Rows from a dataset:
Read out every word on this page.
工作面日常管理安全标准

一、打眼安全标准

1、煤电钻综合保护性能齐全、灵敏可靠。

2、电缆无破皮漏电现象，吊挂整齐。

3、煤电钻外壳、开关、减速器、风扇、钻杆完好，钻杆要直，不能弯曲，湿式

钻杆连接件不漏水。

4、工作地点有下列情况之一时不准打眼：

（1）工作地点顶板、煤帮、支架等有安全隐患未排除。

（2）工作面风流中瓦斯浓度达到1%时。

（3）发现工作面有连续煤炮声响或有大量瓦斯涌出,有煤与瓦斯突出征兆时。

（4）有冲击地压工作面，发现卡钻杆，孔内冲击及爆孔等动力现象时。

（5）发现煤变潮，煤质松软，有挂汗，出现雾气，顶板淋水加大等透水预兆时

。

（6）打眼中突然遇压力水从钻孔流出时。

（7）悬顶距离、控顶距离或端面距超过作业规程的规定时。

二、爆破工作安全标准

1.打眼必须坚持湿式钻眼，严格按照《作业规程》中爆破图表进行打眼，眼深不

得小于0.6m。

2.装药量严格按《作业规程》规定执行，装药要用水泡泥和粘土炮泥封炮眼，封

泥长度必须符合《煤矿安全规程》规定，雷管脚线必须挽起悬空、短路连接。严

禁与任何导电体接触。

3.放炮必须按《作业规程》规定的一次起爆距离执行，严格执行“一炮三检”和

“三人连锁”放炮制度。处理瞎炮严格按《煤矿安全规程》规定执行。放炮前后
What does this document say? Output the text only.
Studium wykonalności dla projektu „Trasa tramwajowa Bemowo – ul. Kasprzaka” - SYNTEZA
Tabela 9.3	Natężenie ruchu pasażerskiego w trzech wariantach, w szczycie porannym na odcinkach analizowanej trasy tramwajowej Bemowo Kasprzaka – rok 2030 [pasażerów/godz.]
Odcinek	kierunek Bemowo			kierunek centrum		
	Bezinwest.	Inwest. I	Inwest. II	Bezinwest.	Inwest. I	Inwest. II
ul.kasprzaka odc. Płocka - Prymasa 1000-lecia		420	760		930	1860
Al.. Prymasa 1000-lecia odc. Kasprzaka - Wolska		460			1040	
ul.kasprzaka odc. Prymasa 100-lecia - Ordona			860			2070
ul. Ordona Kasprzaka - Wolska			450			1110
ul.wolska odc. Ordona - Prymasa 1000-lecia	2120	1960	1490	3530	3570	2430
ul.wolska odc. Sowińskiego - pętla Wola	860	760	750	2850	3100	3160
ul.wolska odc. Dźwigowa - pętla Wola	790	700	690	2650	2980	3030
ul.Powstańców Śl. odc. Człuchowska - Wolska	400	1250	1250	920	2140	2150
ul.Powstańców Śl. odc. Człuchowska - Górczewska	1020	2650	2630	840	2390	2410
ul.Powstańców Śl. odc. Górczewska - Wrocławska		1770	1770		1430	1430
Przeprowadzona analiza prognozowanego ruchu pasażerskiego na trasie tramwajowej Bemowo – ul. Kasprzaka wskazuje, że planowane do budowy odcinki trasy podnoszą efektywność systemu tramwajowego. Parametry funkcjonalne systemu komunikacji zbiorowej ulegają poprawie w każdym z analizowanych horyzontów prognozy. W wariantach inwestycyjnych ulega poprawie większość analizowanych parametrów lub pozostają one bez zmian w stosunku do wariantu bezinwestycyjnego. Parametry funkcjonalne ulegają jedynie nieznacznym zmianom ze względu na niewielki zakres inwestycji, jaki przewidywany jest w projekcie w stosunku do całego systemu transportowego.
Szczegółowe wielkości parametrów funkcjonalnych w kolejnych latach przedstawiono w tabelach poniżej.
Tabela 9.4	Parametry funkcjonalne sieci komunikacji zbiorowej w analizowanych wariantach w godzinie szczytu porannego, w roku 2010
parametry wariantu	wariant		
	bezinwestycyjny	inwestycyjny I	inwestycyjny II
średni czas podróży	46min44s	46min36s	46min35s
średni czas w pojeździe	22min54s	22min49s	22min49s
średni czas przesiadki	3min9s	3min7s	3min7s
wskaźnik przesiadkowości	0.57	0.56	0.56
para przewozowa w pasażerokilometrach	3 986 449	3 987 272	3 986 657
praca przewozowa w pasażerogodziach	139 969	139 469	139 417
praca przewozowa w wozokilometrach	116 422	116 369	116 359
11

_WHAT THE EXERCISE ASKS:_ Reproduce each record exactly as it appears.

_OUTPUT:_
Read out every word on this page.
工作面日常管理安全标准

一、打眼安全标准

1、煤电钻综合保护性能齐全、灵敏可靠。

2、电缆无破皮漏电现象，吊挂整齐。

3、煤电钻外壳、开关、减速器、风扇、钻杆完好，钻杆要直，不能弯曲，湿式

钻杆连接件不漏水。

4、工作地点有下列情况之一时不准打眼：

（1）工作地点顶板、煤帮、支架等有安全隐患未排除。

（2）工作面风流中瓦斯浓度达到1%时。

（3）发现工作面有连续煤炮声响或有大量瓦斯涌出,有煤与瓦斯突出征兆时。

（4）有冲击地压工作面，发现卡钻杆，孔内冲击及爆孔等动力现象时。

（5）发现煤变潮，煤质松软，有挂汗，出现雾气，顶板淋水加大等透水预兆时

。

（6）打眼中突然遇压力水从钻孔流出时。

（7）悬顶距离、控顶距离或端面距超过作业规程的规定时。

二、爆破工作安全标准

1.打眼必须坚持湿式钻眼，严格按照《作业规程》中爆破图表进行打眼，眼深不

得小于0.6m。

2.装药量严格按《作业规程》规定执行，装药要用水泡泥和粘土炮泥封炮眼，封

泥长度必须符合《煤矿安全规程》规定，雷管脚线必须挽起悬空、短路连接。严

禁与任何导电体接触。

3.放炮必须按《作业规程》规定的一次起爆距离执行，严格执行“一炮三检”和

“三人连锁”放炮制度。处理瞎炮严格按《煤矿安全规程》规定执行。放炮前后
What does this document say? Output the text only.
Studium wykonalności dla projektu „Trasa tramwajowa Bemowo – ul. Kasprzaka” - SYNTEZA
Tabela 9.3	Natężenie ruchu pasażerskiego w trzech wariantach, w szczycie porannym na odcinkach analizowanej trasy tramwajowej Bemowo Kasprzaka – rok 2030 [pasażerów/godz.]
Odcinek	kierunek Bemowo			kierunek centrum		
	Bezinwest.	Inwest. I	Inwest. II	Bezinwest.	Inwest. I	Inwest. II
ul.kasprzaka odc. Płocka - Prymasa 1000-lecia		420	760		930	1860
Al.. Prymasa 1000-lecia odc. Kasprzaka - Wolska		460			1040	
ul.kasprzaka odc. Prymasa 100-lecia - Ordona			860			2070
ul. Ordona Kasprzaka - Wolska			450			1110
ul.wolska odc. Ordona - Prymasa 1000-lecia	2120	1960	1490	3530	3570	2430
ul.wolska odc. Sowińskiego - pętla Wola	860	760	750	2850	3100	3160
ul.wolska odc. Dźwigowa - pętla Wola	790	700	690	2650	2980	3030
ul.Powstańców Śl. odc. Człuchowska - Wolska	400	1250	1250	920	2140	2150
ul.Powstańców Śl. odc. Człuchowska - Górczewska	1020	2650	2630	840	2390	2410
ul.Powstańców Śl. odc. Górczewska - Wrocławska		1770	1770		1430	1430
Przeprowadzona analiza prognozowanego ruchu pasażerskiego na trasie tramwajowej Bemowo – ul. Kasprzaka wskazuje, że planowane do budowy odcinki trasy podnoszą efektywność systemu tramwajowego. Parametry funkcjonalne systemu komunikacji zbiorowej ulegają poprawie w każdym z analizowanych horyzontów prognozy. W wariantach inwestycyjnych ulega poprawie większość analizowanych parametrów lub pozostają one bez zmian w stosunku do wariantu bezinwestycyjnego. Parametry funkcjonalne ulegają jedynie nieznacznym zmianom ze względu na niewielki zakres inwestycji, jaki przewidywany jest w projekcie w stosunku do całego systemu transportowego.
Szczegółowe wielkości parametrów funkcjonalnych w kolejnych latach przedstawiono w tabelach poniżej.
Tabela 9.4	Parametry funkcjonalne sieci komunikacji zbiorowej w analizowanych wariantach w godzinie szczytu porannego, w roku 2010
parametry wariantu	wariant		
	bezinwestycyjny	inwestycyjny I	inwestycyjny II
średni czas podróży	46min44s	46min36s	46min35s
średni czas w pojeździe	22min54s	22min49s	22min49s
średni czas przesiadki	3min9s	3min7s	3min7s
wskaźnik przesiadkowości	0.57	0.56	0.56
para przewozowa w pasażerokilometrach	3 986 449	3 987 272	3 986 657
praca przewozowa w pasażerogodziach	139 969	139 469	139 417
praca przewozowa w wozokilometrach	116 422	116 369	116 359
11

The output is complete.